| WRITTEN PROBLEM |
Go through the entries and count the lines with the string "from" in them. Give only that number.

===============

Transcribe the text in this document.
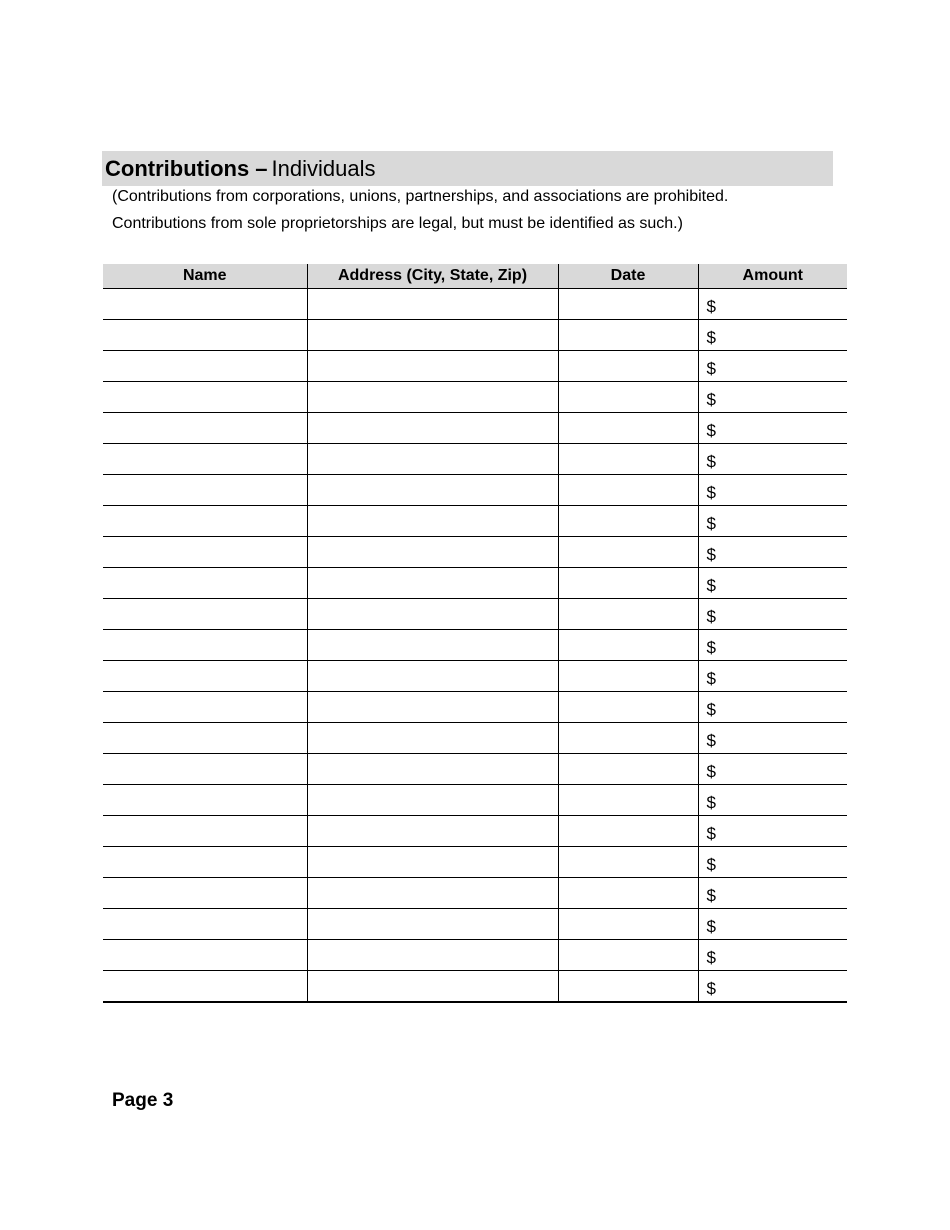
Contributions – Individuals
(Contributions from corporations, unions, partnerships, and associations are prohibited.
Contributions from sole proprietorships are legal, but must be identified as such.)
Name	Address (City, State, Zip)	Date	Amount
			$
			$
			$
			$
			$
			$
			$
			$
			$
			$
			$
			$
			$
			$
			$
			$
			$
			$
			$
			$
			$
			$
			$
Page 3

===============

| FINAL RESULT |
2